• **Set task**
Extract all of the entries and set them down verbatim.

• **Dataset items**
━━━━━━━━━━━━━━━━━━━━

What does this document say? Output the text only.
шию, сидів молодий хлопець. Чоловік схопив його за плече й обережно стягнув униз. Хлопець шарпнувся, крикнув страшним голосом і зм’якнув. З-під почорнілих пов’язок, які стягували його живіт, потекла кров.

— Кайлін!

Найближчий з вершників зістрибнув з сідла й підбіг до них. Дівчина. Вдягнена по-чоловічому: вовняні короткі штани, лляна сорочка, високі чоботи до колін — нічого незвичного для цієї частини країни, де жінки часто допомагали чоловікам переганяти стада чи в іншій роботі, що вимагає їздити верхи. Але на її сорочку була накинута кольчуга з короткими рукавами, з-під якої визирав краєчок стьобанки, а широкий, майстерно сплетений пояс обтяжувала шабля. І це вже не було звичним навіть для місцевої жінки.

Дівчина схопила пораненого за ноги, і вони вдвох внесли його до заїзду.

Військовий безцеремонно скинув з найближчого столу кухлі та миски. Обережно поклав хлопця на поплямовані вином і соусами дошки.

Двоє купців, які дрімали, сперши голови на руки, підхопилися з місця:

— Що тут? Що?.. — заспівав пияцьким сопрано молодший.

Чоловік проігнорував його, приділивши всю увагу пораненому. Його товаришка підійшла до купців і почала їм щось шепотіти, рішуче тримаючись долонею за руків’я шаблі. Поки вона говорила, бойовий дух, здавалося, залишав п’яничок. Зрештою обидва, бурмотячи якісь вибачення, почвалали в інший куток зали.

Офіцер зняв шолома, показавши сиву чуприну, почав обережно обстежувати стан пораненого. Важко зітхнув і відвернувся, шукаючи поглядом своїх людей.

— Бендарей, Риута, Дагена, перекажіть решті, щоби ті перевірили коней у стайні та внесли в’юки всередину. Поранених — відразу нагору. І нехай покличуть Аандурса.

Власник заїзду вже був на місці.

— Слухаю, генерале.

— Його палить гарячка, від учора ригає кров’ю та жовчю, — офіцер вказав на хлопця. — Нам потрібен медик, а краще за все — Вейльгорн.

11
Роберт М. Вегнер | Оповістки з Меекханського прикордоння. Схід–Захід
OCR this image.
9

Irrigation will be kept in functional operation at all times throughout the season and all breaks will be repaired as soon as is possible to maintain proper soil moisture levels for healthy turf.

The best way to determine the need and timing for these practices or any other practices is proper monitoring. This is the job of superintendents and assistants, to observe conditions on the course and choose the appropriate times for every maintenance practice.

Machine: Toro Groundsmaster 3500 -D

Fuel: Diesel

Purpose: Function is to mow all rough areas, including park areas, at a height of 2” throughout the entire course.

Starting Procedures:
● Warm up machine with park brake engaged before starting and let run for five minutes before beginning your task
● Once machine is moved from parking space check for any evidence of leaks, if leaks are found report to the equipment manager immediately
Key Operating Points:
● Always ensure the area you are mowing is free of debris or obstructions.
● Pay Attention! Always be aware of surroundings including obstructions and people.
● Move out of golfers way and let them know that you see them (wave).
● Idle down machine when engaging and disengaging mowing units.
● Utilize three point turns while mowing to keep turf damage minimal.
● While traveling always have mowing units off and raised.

━━━━━━━━━━━━━━━━━━━━

• **Reply to the exercise**
What does this document say? Output the text only.
шию, сидів молодий хлопець. Чоловік схопив його за плече й обережно стягнув униз. Хлопець шарпнувся, крикнув страшним голосом і зм’якнув. З-під почорнілих пов’язок, які стягували його живіт, потекла кров.

— Кайлін!

Найближчий з вершників зістрибнув з сідла й підбіг до них. Дівчина. Вдягнена по-чоловічому: вовняні короткі штани, лляна сорочка, високі чоботи до колін — нічого незвичного для цієї частини країни, де жінки часто допомагали чоловікам переганяти стада чи в іншій роботі, що вимагає їздити верхи. Але на її сорочку була накинута кольчуга з короткими рукавами, з-під якої визирав краєчок стьобанки, а широкий, майстерно сплетений пояс обтяжувала шабля. І це вже не було звичним навіть для місцевої жінки.

Дівчина схопила пораненого за ноги, і вони вдвох внесли його до заїзду.

Військовий безцеремонно скинув з найближчого столу кухлі та миски. Обережно поклав хлопця на поплямовані вином і соусами дошки.

Двоє купців, які дрімали, сперши голови на руки, підхопилися з місця:

— Що тут? Що?.. — заспівав пияцьким сопрано молодший.

Чоловік проігнорував його, приділивши всю увагу пораненому. Його товаришка підійшла до купців і почала їм щось шепотіти, рішуче тримаючись долонею за руків’я шаблі. Поки вона говорила, бойовий дух, здавалося, залишав п’яничок. Зрештою обидва, бурмотячи якісь вибачення, почвалали в інший куток зали.

Офіцер зняв шолома, показавши сиву чуприну, почав обережно обстежувати стан пораненого. Важко зітхнув і відвернувся, шукаючи поглядом своїх людей.

— Бендарей, Риута, Дагена, перекажіть решті, щоби ті перевірили коней у стайні та внесли в’юки всередину. Поранених — відразу нагору. І нехай покличуть Аандурса.

Власник заїзду вже був на місці.

— Слухаю, генерале.

— Його палить гарячка, від учора ригає кров’ю та жовчю, — офіцер вказав на хлопця. — Нам потрібен медик, а краще за все — Вейльгорн.

11
Роберт М. Вегнер | Оповістки з Меекханського прикордоння. Схід–Захід
OCR this image.
9

Irrigation will be kept in functional operation at all times throughout the season and all breaks will be repaired as soon as is possible to maintain proper soil moisture levels for healthy turf.

The best way to determine the need and timing for these practices or any other practices is proper monitoring. This is the job of superintendents and assistants, to observe conditions on the course and choose the appropriate times for every maintenance practice.

Machine: Toro Groundsmaster 3500 -D

Fuel: Diesel

Purpose: Function is to mow all rough areas, including park areas, at a height of 2” throughout the entire course.

Starting Procedures:
● Warm up machine with park brake engaged before starting and let run for five minutes before beginning your task
● Once machine is moved from parking space check for any evidence of leaks, if leaks are found report to the equipment manager immediately
Key Operating Points:
● Always ensure the area you are mowing is free of debris or obstructions.
● Pay Attention! Always be aware of surroundings including obstructions and people.
● Move out of golfers way and let them know that you see them (wave).
● Idle down machine when engaging and disengaging mowing units.
● Utilize three point turns while mowing to keep turf damage minimal.
● While traveling always have mowing units off and raised.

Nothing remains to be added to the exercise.